++++ Provided information
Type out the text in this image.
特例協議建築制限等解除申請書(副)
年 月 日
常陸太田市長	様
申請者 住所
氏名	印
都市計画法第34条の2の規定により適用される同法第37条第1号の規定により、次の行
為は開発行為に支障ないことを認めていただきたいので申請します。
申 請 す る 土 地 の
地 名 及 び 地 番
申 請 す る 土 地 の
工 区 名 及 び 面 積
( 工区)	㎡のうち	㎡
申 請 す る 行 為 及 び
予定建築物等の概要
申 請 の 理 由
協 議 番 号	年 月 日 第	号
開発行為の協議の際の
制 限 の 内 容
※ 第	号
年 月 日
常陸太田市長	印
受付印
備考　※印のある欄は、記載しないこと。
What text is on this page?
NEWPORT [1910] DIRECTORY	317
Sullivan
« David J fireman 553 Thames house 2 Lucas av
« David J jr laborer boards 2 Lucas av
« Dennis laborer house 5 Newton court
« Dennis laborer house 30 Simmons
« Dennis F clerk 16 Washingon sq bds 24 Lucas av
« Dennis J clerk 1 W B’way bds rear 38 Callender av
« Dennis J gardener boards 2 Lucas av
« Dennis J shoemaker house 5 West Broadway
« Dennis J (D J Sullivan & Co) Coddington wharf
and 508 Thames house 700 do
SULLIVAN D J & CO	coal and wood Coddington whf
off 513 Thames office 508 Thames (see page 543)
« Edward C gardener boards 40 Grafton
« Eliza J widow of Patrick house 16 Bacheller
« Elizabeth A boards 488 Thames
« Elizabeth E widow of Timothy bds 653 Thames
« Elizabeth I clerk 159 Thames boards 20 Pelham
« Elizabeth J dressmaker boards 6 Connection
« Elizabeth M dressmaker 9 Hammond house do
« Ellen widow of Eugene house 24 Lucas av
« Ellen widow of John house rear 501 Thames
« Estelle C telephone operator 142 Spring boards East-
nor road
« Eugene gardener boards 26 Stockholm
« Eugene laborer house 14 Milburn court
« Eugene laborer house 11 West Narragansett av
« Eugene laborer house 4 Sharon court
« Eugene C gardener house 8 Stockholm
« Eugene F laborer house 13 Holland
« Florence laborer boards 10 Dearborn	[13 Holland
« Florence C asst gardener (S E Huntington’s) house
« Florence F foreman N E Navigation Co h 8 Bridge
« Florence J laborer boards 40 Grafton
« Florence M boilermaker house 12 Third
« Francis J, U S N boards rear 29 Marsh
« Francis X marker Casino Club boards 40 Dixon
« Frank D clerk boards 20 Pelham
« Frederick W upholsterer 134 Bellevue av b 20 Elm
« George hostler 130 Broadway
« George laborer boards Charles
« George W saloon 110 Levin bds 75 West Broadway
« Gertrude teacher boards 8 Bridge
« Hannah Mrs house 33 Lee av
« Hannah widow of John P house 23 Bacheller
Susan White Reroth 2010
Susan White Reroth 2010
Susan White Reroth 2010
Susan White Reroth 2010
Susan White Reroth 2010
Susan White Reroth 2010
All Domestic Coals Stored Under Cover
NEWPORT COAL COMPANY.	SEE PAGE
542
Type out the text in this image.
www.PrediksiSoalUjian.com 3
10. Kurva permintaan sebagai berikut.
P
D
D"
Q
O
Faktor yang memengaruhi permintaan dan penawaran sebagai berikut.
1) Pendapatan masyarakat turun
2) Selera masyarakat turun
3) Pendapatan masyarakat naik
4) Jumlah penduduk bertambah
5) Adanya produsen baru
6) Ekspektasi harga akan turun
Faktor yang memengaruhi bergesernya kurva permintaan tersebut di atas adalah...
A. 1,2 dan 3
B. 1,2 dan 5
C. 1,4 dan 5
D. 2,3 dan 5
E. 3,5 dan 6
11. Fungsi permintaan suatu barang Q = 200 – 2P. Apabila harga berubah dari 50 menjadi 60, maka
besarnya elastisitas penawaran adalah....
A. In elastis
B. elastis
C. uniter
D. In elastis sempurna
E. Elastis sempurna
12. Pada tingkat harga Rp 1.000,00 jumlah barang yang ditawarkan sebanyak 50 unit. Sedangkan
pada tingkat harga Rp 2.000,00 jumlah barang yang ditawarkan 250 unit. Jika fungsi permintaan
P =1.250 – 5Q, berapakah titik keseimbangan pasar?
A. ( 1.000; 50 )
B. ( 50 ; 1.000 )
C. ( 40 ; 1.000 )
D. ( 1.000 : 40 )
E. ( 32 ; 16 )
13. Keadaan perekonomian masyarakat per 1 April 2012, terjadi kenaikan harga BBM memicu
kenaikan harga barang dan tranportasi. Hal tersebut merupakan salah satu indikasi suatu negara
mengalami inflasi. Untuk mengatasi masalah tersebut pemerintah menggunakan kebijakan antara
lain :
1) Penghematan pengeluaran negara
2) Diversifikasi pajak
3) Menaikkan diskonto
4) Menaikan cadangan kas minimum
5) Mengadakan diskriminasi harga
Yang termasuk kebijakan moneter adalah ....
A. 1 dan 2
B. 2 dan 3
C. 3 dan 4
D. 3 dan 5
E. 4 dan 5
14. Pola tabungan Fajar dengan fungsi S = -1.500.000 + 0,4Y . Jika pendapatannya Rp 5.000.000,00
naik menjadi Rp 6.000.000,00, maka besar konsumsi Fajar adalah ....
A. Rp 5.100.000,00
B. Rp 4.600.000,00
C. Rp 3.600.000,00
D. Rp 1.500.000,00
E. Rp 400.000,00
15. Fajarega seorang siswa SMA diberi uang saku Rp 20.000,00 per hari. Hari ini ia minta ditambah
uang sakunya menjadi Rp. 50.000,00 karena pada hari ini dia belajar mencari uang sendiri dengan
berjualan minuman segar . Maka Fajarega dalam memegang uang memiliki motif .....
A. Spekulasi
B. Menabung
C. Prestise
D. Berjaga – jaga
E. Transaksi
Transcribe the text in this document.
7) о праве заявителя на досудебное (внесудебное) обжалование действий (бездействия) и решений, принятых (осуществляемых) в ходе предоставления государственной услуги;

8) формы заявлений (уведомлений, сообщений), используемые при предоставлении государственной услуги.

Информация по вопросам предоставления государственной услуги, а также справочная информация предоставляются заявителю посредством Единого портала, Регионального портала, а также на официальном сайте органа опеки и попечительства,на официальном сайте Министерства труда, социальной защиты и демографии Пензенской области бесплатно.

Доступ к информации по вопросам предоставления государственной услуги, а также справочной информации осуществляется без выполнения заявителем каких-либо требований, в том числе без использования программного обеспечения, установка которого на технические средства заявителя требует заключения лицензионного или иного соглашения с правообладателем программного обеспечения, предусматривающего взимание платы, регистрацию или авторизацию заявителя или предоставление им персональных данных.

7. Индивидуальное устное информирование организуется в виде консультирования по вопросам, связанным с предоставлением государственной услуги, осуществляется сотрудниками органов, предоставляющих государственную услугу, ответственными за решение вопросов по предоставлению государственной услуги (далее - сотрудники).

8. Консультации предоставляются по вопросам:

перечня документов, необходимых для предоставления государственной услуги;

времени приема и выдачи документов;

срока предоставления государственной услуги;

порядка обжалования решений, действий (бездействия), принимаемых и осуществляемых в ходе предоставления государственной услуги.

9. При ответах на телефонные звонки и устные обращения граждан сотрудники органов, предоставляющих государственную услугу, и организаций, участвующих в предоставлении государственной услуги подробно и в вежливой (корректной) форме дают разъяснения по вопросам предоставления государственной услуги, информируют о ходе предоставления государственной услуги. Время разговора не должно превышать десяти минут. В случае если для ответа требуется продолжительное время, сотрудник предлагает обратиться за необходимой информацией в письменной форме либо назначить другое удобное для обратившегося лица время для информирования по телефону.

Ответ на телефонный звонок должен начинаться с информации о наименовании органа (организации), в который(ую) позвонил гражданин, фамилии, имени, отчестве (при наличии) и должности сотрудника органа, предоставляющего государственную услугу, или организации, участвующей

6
++++++++
== Aim ==
Look through the material above. Copy each line where the word "Ellen" appears.

== Response to the task ==
« Ellen widow of Eugene house 24 Lucas av
« Ellen widow of John house rear 501 Thames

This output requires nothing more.